╭─ Data extract

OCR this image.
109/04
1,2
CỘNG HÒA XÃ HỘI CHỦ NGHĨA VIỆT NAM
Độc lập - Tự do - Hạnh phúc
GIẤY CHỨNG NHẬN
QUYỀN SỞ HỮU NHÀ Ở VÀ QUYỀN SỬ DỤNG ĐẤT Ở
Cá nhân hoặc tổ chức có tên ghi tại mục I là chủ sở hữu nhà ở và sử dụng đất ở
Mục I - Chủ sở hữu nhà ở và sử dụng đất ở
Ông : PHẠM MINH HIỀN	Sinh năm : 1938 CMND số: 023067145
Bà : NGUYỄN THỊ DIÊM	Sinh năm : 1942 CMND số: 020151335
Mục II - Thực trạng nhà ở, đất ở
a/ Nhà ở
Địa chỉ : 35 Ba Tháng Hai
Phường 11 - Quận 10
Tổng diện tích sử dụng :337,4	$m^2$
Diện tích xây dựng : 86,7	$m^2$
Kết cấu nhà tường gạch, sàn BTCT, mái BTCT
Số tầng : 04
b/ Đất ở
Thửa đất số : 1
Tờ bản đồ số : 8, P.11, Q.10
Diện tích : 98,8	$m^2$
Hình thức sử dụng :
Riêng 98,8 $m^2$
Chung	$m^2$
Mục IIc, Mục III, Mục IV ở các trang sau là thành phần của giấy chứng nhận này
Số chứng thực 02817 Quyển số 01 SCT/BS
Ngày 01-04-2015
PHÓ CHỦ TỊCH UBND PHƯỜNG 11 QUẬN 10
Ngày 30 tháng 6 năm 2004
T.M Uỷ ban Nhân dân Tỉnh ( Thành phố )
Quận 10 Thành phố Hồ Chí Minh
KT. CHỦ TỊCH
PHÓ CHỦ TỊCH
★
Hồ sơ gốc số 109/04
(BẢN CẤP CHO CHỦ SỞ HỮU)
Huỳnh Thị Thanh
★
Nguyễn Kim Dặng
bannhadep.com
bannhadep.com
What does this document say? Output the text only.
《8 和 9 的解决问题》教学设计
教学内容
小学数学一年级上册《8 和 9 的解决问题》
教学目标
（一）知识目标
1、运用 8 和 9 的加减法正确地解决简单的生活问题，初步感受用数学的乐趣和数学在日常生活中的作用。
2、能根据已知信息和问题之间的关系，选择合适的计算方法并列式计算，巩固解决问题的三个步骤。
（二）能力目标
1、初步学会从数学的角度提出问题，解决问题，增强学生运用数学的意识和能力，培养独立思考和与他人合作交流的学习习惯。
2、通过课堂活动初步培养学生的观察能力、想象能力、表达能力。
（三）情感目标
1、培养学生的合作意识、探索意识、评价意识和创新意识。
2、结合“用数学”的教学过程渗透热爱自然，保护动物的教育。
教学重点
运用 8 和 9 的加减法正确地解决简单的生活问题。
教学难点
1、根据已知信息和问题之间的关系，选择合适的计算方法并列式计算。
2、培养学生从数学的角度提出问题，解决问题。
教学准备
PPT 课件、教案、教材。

╰─

▶ What you have to do:
Write out the material exactly as given.

▶ Result for this exercise:
OCR this image.
109/04
1,2
CỘNG HÒA XÃ HỘI CHỦ NGHĨA VIỆT NAM
Độc lập - Tự do - Hạnh phúc
GIẤY CHỨNG NHẬN
QUYỀN SỞ HỮU NHÀ Ở VÀ QUYỀN SỬ DỤNG ĐẤT Ở
Cá nhân hoặc tổ chức có tên ghi tại mục I là chủ sở hữu nhà ở và sử dụng đất ở
Mục I - Chủ sở hữu nhà ở và sử dụng đất ở
Ông : PHẠM MINH HIỀN	Sinh năm : 1938 CMND số: 023067145
Bà : NGUYỄN THỊ DIÊM	Sinh năm : 1942 CMND số: 020151335
Mục II - Thực trạng nhà ở, đất ở
a/ Nhà ở
Địa chỉ : 35 Ba Tháng Hai
Phường 11 - Quận 10
Tổng diện tích sử dụng :337,4	$m^2$
Diện tích xây dựng : 86,7	$m^2$
Kết cấu nhà tường gạch, sàn BTCT, mái BTCT
Số tầng : 04
b/ Đất ở
Thửa đất số : 1
Tờ bản đồ số : 8, P.11, Q.10
Diện tích : 98,8	$m^2$
Hình thức sử dụng :
Riêng 98,8 $m^2$
Chung	$m^2$
Mục IIc, Mục III, Mục IV ở các trang sau là thành phần của giấy chứng nhận này
Số chứng thực 02817 Quyển số 01 SCT/BS
Ngày 01-04-2015
PHÓ CHỦ TỊCH UBND PHƯỜNG 11 QUẬN 10
Ngày 30 tháng 6 năm 2004
T.M Uỷ ban Nhân dân Tỉnh ( Thành phố )
Quận 10 Thành phố Hồ Chí Minh
KT. CHỦ TỊCH
PHÓ CHỦ TỊCH
★
Hồ sơ gốc số 109/04
(BẢN CẤP CHO CHỦ SỞ HỮU)
Huỳnh Thị Thanh
★
Nguyễn Kim Dặng
bannhadep.com
bannhadep.com
What does this document say? Output the text only.
《8 和 9 的解决问题》教学设计
教学内容
小学数学一年级上册《8 和 9 的解决问题》
教学目标
（一）知识目标
1、运用 8 和 9 的加减法正确地解决简单的生活问题，初步感受用数学的乐趣和数学在日常生活中的作用。
2、能根据已知信息和问题之间的关系，选择合适的计算方法并列式计算，巩固解决问题的三个步骤。
（二）能力目标
1、初步学会从数学的角度提出问题，解决问题，增强学生运用数学的意识和能力，培养独立思考和与他人合作交流的学习习惯。
2、通过课堂活动初步培养学生的观察能力、想象能力、表达能力。
（三）情感目标
1、培养学生的合作意识、探索意识、评价意识和创新意识。
2、结合“用数学”的教学过程渗透热爱自然，保护动物的教育。
教学重点
运用 8 和 9 的加减法正确地解决简单的生活问题。
教学难点
1、根据已知信息和问题之间的关系，选择合适的计算方法并列式计算。
2、培养学生从数学的角度提出问题，解决问题。
教学准备
PPT 课件、教案、教材。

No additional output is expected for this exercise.